## REQUEST:
Of the lines below, count those containing the word "style". Reply with the number alone.

## Excerpts from a figure dataset:

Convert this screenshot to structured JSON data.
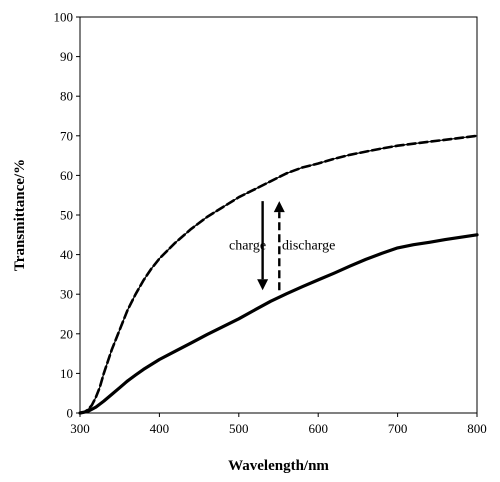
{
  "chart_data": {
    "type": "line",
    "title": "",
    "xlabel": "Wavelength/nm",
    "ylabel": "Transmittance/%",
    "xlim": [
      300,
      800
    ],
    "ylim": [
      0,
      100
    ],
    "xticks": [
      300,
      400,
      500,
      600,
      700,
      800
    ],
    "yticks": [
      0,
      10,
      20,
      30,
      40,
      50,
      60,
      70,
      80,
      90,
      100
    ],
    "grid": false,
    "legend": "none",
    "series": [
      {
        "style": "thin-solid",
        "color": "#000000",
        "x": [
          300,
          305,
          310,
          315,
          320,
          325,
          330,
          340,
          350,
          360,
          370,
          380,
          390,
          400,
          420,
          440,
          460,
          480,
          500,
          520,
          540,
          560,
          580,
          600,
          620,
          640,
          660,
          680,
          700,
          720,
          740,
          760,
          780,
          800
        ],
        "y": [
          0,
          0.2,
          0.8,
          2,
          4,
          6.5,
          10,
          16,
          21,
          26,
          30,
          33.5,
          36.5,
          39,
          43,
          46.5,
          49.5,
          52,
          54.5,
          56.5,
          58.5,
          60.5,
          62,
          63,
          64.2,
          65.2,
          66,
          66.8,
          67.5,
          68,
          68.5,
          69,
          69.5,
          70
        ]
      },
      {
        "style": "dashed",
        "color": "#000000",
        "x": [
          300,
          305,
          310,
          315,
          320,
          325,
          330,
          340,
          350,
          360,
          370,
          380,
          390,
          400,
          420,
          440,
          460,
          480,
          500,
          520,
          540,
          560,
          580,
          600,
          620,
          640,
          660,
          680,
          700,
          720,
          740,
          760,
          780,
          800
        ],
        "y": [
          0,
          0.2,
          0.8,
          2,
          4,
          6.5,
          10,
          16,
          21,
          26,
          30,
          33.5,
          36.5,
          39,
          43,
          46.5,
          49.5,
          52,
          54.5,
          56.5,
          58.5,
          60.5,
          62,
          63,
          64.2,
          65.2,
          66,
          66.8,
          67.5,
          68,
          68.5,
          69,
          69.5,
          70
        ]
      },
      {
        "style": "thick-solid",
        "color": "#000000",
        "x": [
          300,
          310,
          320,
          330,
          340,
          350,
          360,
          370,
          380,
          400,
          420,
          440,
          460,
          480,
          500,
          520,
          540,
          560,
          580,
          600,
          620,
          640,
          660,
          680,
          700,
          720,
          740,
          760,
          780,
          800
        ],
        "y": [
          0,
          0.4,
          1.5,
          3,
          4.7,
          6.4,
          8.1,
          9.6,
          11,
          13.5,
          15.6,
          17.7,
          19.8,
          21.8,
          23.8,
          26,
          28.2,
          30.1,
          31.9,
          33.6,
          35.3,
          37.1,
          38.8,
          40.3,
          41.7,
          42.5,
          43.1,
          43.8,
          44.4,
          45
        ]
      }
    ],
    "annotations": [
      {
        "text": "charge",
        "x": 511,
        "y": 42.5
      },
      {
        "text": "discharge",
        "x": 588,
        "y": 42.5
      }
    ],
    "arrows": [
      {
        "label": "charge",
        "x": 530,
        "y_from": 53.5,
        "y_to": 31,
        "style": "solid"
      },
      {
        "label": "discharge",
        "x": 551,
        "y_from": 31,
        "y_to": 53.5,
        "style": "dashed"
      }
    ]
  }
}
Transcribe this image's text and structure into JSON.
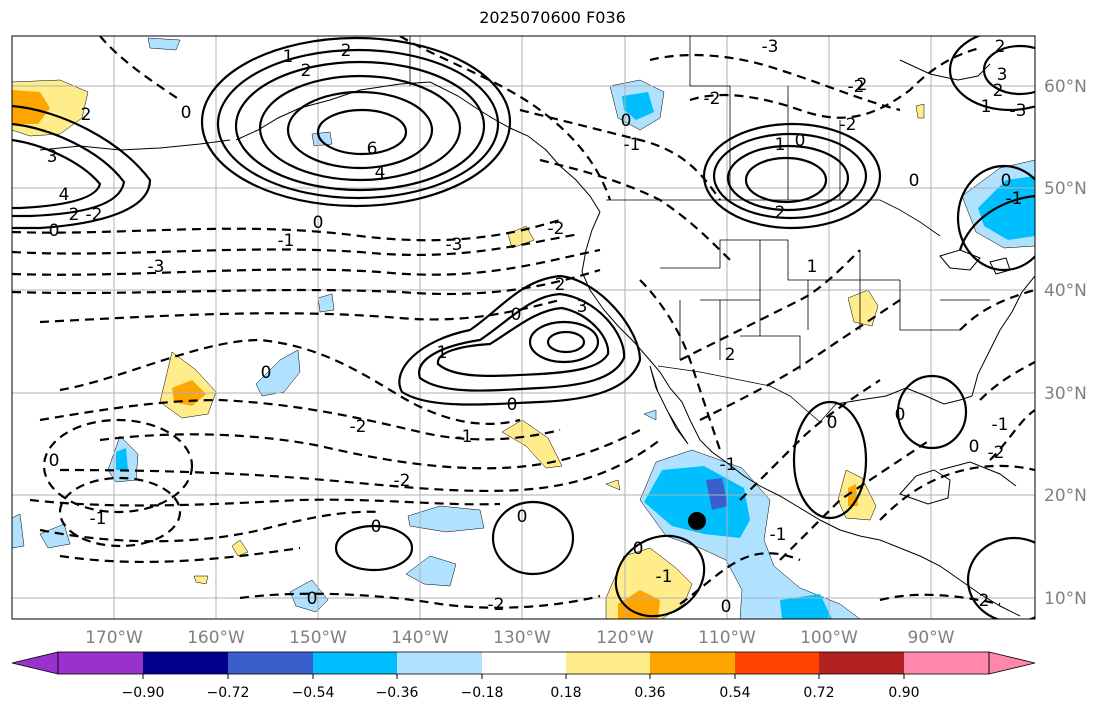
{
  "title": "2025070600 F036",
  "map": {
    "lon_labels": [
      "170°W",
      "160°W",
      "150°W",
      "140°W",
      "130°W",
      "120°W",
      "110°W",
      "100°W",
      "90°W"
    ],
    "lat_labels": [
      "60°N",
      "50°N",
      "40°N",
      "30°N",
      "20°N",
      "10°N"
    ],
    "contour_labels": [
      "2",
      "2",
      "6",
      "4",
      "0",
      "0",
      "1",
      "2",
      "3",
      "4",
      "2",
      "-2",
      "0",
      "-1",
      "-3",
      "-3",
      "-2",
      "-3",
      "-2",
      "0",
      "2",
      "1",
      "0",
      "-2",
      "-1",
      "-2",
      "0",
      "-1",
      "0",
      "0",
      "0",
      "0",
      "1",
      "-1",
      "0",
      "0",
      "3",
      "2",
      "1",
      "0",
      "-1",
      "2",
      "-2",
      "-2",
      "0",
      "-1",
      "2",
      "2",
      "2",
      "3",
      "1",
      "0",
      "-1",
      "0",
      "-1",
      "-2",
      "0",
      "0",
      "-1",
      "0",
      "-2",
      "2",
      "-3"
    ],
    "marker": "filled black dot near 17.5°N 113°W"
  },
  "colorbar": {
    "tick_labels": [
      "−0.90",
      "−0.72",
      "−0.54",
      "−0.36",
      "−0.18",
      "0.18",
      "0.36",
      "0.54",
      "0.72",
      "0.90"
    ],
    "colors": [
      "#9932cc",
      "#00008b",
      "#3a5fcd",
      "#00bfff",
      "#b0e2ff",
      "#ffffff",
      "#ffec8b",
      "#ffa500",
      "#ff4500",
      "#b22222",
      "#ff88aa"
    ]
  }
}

## WRITTEN SOLUTION:
5